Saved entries

-- start --

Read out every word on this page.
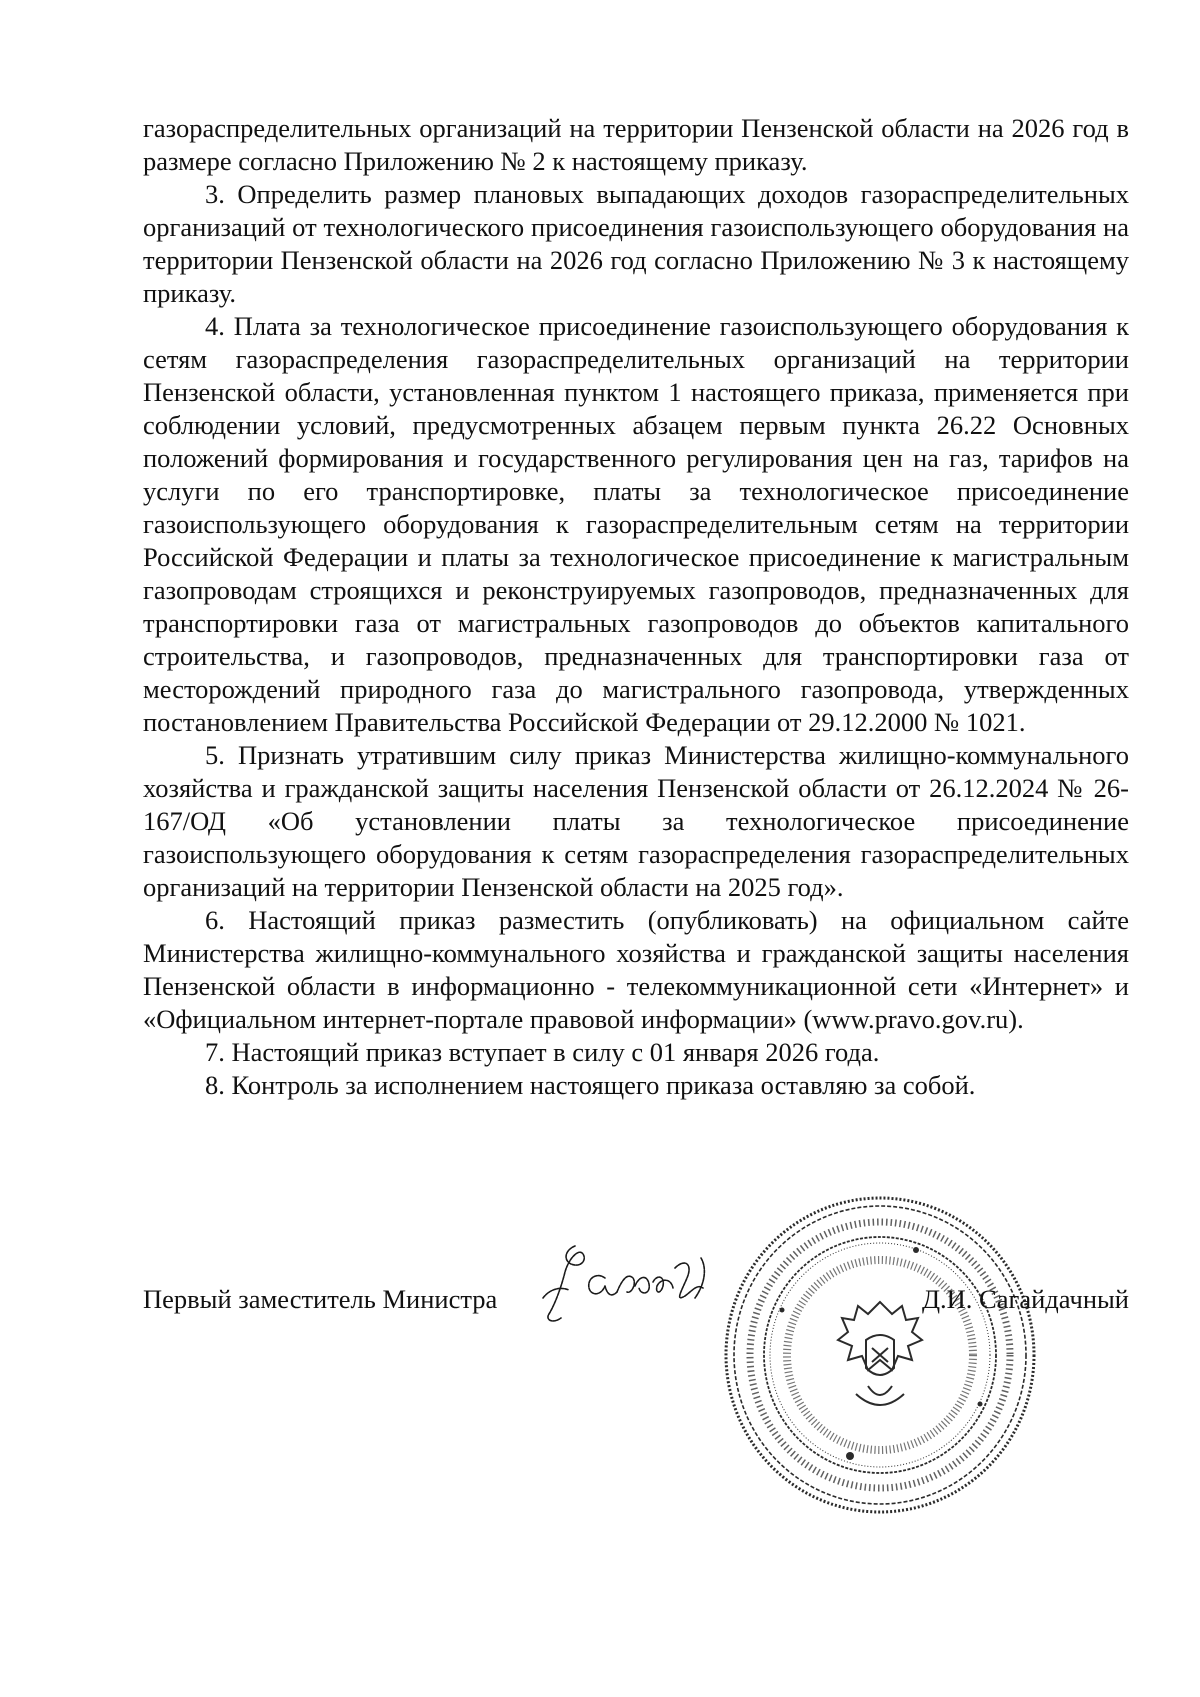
газораспределительных организаций на территории Пензенской области на 2026 год в размере согласно Приложению № 2 к настоящему приказу.

3. Определить размер плановых выпадающих доходов газораспределительных организаций от технологического присоединения газоиспользующего оборудования на территории Пензенской области на 2026 год согласно Приложению № 3 к настоящему приказу.

4. Плата за технологическое присоединение газоиспользующего оборудования к сетям газораспределения газораспределительных организаций на территории Пензенской области, установленная пунктом 1 настоящего приказа, применяется при соблюдении условий, предусмотренных абзацем первым пункта 26.22 Основных положений формирования и государственного регулирования цен на газ, тарифов на услуги по его транспортировке, платы за технологическое присоединение газоиспользующего оборудования к газораспределительным сетям на территории Российской Федерации и платы за технологическое присоединение к магистральным газопроводам строящихся и реконструируемых газопроводов, предназначенных для транспортировки газа от магистральных газопроводов до объектов капитального строительства, и газопроводов, предназначенных для транспортировки газа от месторождений природного газа до магистрального газопровода, утвержденных постановлением Правительства Российской Федерации от 29.12.2000 № 1021.

5. Признать утратившим силу приказ Министерства жилищно-коммунального хозяйства и гражданской защиты населения Пензенской области от 26.12.2024 № 26-167/ОД «Об установлении платы за технологическое присоединение газоиспользующего оборудования к сетям газораспределения газораспределительных организаций на территории Пензенской области на 2025 год».

6. Настоящий приказ разместить (опубликовать) на официальном сайте Министерства жилищно-коммунального хозяйства и гражданской защиты населения Пензенской области в информационно - телекоммуникационной сети «Интернет» и «Официальном интернет-портале правовой информации» (www.pravo.gov.ru).

7. Настоящий приказ вступает в силу с 01 января 2026 года.

8. Контроль за исполнением настоящего приказа оставляю за собой.

Первый заместитель Министра	Д.И. Сагайдачный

-- end --

* [WORK TO BE COMPLETED]
Across the data above, how many lines include the word "настоящему"? Give only the count.

* [ANSWER TO THIS PROBLEM]
2